▸ Short task
Which lines hold the word "hanoi"? Copy each one.

Rows from a dataset
>> begin

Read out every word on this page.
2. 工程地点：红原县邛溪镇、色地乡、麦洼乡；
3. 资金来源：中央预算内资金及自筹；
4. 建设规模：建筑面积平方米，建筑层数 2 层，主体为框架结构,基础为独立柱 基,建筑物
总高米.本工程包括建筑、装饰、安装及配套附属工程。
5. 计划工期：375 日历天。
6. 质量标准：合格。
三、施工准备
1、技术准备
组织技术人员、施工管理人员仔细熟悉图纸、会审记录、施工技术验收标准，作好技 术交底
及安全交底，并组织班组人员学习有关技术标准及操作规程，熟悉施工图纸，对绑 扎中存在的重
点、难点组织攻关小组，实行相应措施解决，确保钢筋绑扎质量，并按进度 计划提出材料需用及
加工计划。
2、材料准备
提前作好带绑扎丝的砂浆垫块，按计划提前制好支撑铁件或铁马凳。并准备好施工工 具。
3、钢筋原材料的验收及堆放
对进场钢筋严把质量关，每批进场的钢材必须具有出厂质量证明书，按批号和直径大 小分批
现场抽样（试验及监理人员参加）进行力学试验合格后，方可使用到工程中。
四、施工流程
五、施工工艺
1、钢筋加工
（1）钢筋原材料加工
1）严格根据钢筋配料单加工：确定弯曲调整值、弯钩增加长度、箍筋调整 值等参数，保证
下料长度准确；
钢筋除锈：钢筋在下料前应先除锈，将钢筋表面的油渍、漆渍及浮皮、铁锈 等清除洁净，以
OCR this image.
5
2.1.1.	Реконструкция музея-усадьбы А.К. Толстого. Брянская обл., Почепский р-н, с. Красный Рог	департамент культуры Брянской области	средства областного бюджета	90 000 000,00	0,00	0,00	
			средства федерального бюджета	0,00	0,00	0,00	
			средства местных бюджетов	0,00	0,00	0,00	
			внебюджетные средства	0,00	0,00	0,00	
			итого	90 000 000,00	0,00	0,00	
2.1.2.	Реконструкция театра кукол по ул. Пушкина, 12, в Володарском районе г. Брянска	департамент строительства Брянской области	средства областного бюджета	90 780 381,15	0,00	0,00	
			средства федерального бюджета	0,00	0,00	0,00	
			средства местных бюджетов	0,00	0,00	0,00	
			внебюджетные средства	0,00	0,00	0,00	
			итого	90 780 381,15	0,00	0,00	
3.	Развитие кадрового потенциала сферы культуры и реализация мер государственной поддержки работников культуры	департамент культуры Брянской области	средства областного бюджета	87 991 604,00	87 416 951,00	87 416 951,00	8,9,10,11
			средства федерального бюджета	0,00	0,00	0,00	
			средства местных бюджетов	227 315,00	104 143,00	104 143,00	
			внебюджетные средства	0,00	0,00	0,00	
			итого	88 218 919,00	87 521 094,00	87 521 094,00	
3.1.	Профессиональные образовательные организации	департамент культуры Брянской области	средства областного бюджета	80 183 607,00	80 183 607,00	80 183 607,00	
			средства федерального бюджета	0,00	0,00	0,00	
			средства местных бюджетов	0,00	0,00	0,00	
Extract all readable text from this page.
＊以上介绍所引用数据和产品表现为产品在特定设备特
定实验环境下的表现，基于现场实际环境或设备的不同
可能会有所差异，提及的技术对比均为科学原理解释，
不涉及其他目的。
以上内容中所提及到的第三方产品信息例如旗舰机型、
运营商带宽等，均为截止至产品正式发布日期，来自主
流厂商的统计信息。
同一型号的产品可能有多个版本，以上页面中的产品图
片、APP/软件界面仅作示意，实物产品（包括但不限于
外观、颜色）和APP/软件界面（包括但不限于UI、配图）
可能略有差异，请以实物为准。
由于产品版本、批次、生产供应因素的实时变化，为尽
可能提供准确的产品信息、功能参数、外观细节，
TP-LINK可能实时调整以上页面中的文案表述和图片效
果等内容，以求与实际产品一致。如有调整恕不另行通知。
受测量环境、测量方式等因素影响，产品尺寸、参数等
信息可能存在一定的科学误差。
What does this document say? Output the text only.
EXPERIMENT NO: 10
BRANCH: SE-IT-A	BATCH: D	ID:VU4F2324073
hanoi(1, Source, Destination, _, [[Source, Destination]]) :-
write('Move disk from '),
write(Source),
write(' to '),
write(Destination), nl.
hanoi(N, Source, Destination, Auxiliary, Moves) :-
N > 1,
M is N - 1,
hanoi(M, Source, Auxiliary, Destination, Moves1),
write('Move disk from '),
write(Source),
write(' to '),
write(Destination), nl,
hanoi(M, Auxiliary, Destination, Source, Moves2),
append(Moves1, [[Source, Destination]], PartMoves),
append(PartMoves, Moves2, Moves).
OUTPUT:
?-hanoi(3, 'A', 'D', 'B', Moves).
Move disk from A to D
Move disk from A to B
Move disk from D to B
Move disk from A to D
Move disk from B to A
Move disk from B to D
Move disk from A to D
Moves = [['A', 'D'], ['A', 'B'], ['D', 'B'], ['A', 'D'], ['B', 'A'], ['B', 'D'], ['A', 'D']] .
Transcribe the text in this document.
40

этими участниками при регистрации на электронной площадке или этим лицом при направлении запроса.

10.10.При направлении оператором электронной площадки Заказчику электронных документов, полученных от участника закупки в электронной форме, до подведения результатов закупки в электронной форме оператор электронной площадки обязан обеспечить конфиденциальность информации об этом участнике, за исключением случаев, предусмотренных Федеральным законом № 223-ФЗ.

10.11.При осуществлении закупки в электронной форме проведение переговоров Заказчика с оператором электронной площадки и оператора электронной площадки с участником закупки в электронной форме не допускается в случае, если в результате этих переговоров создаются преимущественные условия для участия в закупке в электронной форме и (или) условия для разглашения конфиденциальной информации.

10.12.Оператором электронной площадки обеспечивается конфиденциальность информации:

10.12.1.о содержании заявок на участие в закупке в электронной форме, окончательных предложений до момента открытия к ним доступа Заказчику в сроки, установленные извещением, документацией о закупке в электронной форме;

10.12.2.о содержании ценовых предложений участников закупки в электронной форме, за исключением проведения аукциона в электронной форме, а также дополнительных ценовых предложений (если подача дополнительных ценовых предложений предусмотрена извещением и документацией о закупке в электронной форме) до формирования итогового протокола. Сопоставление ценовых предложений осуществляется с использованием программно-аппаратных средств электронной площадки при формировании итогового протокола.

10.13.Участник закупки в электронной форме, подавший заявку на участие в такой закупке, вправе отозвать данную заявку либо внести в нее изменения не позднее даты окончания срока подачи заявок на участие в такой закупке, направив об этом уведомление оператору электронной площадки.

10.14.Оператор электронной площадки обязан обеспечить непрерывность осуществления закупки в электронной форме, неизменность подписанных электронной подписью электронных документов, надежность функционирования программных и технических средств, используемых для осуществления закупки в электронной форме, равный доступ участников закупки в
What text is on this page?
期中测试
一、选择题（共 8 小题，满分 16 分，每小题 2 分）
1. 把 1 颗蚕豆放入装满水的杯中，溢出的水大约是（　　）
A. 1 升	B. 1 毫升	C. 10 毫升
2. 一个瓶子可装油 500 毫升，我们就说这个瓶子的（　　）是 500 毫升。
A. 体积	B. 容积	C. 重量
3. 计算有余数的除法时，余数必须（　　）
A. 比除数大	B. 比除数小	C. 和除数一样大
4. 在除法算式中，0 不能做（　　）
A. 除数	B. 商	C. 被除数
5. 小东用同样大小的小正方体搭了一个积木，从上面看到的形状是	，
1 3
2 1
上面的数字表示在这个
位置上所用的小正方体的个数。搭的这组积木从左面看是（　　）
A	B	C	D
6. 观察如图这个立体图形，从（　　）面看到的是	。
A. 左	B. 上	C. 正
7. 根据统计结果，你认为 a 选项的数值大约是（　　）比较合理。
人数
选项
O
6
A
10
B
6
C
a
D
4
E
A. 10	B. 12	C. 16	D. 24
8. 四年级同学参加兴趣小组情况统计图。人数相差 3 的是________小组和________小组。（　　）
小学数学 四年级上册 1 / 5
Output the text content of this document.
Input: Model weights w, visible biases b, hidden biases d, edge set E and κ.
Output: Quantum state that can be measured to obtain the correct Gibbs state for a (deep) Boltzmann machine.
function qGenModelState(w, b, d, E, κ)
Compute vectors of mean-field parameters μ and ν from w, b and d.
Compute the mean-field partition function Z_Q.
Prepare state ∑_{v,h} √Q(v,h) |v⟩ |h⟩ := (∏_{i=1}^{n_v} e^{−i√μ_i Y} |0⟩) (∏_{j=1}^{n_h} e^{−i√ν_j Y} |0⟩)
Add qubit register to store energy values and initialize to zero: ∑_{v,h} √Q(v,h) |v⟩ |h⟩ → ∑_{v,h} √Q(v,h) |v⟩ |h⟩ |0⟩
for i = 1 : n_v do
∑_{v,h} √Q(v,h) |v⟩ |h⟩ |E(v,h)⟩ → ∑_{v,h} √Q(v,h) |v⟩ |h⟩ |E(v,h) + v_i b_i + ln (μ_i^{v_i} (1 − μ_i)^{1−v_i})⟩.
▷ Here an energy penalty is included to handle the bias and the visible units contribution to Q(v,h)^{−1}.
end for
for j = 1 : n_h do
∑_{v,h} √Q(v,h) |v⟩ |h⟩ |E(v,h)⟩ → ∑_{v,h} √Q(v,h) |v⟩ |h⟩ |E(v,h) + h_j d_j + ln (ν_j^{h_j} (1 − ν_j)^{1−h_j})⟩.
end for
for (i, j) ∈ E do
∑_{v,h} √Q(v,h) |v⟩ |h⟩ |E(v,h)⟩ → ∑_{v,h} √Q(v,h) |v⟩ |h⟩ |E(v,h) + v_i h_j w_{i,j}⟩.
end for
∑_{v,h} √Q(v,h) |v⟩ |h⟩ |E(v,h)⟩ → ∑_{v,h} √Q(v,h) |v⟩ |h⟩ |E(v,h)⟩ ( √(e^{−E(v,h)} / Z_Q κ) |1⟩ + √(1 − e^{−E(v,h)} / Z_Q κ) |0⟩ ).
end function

>> end

▸ Problem solution
hanoi(1, Source, Destination, _, [[Source, Destination]]) :-
hanoi(N, Source, Destination, Auxiliary, Moves) :-
hanoi(M, Source, Auxiliary, Destination, Moves1),
hanoi(M, Auxiliary, Destination, Source, Moves2),
?-hanoi(3, 'A', 'D', 'B', Moves).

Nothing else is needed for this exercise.